DESCRIPTION OF THE TASK:
Give the number of lines holding the string "username", and nothing else.

══════════════════════════════

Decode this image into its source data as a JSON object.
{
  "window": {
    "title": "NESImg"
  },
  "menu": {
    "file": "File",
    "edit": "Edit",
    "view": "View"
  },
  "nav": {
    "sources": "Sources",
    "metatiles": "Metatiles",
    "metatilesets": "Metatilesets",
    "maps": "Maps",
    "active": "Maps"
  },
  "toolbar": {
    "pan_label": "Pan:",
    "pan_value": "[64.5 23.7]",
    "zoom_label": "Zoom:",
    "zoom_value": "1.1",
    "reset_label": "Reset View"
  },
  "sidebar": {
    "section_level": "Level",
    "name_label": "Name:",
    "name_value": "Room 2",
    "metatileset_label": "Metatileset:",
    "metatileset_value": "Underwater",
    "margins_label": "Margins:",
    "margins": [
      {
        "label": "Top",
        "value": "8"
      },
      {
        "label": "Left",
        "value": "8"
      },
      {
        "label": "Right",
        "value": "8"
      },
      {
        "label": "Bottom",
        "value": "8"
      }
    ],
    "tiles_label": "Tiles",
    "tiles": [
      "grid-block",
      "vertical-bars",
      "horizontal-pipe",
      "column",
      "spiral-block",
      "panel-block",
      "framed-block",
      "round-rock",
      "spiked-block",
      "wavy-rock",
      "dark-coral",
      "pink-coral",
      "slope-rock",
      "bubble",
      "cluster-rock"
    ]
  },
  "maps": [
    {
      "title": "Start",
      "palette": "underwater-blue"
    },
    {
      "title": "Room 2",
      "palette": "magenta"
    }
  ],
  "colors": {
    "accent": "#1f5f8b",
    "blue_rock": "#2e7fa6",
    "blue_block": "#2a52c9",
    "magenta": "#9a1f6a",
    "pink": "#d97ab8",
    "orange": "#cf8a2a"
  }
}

══════════════════════════════

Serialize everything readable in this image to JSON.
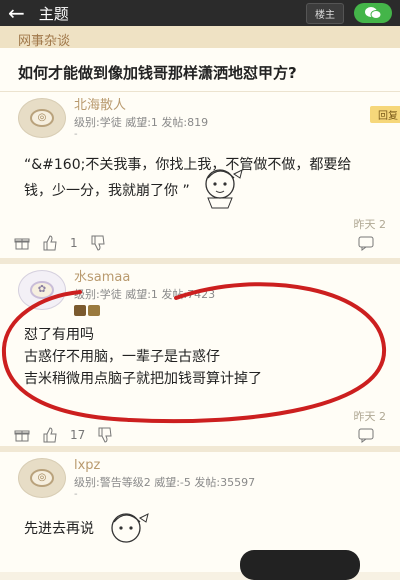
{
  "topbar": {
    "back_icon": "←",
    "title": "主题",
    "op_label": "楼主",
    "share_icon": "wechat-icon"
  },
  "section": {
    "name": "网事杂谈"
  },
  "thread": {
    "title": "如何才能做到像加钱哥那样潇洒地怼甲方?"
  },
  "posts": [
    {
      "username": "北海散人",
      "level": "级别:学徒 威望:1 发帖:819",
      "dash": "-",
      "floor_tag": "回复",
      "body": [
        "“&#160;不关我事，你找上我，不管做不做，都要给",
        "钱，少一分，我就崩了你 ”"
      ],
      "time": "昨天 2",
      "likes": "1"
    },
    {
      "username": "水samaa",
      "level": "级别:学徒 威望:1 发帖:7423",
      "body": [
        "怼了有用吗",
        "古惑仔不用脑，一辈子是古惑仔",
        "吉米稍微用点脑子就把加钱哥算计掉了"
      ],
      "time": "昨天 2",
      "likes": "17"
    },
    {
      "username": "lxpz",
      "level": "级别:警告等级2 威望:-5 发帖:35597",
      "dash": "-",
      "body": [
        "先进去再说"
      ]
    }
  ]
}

══════════════════════════════

WRITTEN RESPONSE:
3